[Saved entries]
----------

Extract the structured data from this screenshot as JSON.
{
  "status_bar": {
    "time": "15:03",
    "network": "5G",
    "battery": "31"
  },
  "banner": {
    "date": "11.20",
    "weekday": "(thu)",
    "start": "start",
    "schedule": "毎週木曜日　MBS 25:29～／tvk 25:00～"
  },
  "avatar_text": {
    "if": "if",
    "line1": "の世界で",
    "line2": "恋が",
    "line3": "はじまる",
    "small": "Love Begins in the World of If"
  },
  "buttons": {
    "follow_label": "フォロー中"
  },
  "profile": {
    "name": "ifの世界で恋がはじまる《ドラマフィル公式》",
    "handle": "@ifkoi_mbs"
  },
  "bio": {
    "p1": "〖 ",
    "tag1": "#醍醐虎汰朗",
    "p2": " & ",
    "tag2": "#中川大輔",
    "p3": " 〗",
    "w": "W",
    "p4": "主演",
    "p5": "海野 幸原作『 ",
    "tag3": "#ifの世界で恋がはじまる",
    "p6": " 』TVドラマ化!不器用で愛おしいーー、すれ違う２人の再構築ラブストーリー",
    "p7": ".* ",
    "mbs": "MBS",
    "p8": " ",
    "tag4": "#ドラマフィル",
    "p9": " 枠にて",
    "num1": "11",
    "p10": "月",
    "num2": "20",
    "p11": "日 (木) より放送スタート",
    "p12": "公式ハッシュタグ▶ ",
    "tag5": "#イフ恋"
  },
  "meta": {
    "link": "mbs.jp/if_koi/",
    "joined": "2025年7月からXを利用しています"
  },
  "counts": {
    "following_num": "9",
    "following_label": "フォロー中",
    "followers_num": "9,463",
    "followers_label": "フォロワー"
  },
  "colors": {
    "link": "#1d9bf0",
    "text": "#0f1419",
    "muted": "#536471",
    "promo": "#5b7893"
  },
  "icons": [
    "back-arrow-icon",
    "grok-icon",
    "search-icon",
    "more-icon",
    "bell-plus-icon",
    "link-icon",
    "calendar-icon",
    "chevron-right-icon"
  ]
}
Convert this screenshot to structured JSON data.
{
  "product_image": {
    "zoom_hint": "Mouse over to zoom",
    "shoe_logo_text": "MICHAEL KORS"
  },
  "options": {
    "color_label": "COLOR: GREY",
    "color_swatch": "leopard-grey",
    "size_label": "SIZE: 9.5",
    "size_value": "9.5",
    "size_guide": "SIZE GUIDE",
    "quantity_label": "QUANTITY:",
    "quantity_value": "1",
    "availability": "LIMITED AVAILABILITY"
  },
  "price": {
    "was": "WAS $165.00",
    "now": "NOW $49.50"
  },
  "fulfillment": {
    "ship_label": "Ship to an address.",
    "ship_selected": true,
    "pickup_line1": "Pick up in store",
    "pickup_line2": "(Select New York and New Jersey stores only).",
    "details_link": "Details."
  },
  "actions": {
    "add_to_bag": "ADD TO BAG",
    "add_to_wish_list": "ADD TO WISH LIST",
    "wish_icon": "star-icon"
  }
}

----------

YOUR TASK:
Set all of the records down again, exactly as they stand.

ANSWER TO THIS EXERCISE:
Extract the structured data from this screenshot as JSON.
{
  "status_bar": {
    "time": "15:03",
    "network": "5G",
    "battery": "31"
  },
  "banner": {
    "date": "11.20",
    "weekday": "(thu)",
    "start": "start",
    "schedule": "毎週木曜日　MBS 25:29～／tvk 25:00～"
  },
  "avatar_text": {
    "if": "if",
    "line1": "の世界で",
    "line2": "恋が",
    "line3": "はじまる",
    "small": "Love Begins in the World of If"
  },
  "buttons": {
    "follow_label": "フォロー中"
  },
  "profile": {
    "name": "ifの世界で恋がはじまる《ドラマフィル公式》",
    "handle": "@ifkoi_mbs"
  },
  "bio": {
    "p1": "〖 ",
    "tag1": "#醍醐虎汰朗",
    "p2": " & ",
    "tag2": "#中川大輔",
    "p3": " 〗",
    "w": "W",
    "p4": "主演",
    "p5": "海野 幸原作『 ",
    "tag3": "#ifの世界で恋がはじまる",
    "p6": " 』TVドラマ化!不器用で愛おしいーー、すれ違う２人の再構築ラブストーリー",
    "p7": ".* ",
    "mbs": "MBS",
    "p8": " ",
    "tag4": "#ドラマフィル",
    "p9": " 枠にて",
    "num1": "11",
    "p10": "月",
    "num2": "20",
    "p11": "日 (木) より放送スタート",
    "p12": "公式ハッシュタグ▶ ",
    "tag5": "#イフ恋"
  },
  "meta": {
    "link": "mbs.jp/if_koi/",
    "joined": "2025年7月からXを利用しています"
  },
  "counts": {
    "following_num": "9",
    "following_label": "フォロー中",
    "followers_num": "9,463",
    "followers_label": "フォロワー"
  },
  "colors": {
    "link": "#1d9bf0",
    "text": "#0f1419",
    "muted": "#536471",
    "promo": "#5b7893"
  },
  "icons": [
    "back-arrow-icon",
    "grok-icon",
    "search-icon",
    "more-icon",
    "bell-plus-icon",
    "link-icon",
    "calendar-icon",
    "chevron-right-icon"
  ]
}
Convert this screenshot to structured JSON data.
{
  "product_image": {
    "zoom_hint": "Mouse over to zoom",
    "shoe_logo_text": "MICHAEL KORS"
  },
  "options": {
    "color_label": "COLOR: GREY",
    "color_swatch": "leopard-grey",
    "size_label": "SIZE: 9.5",
    "size_value": "9.5",
    "size_guide": "SIZE GUIDE",
    "quantity_label": "QUANTITY:",
    "quantity_value": "1",
    "availability": "LIMITED AVAILABILITY"
  },
  "price": {
    "was": "WAS $165.00",
    "now": "NOW $49.50"
  },
  "fulfillment": {
    "ship_label": "Ship to an address.",
    "ship_selected": true,
    "pickup_line1": "Pick up in store",
    "pickup_line2": "(Select New York and New Jersey stores only).",
    "details_link": "Details."
  },
  "actions": {
    "add_to_bag": "ADD TO BAG",
    "add_to_wish_list": "ADD TO WISH LIST",
    "wish_icon": "star-icon"
  }
}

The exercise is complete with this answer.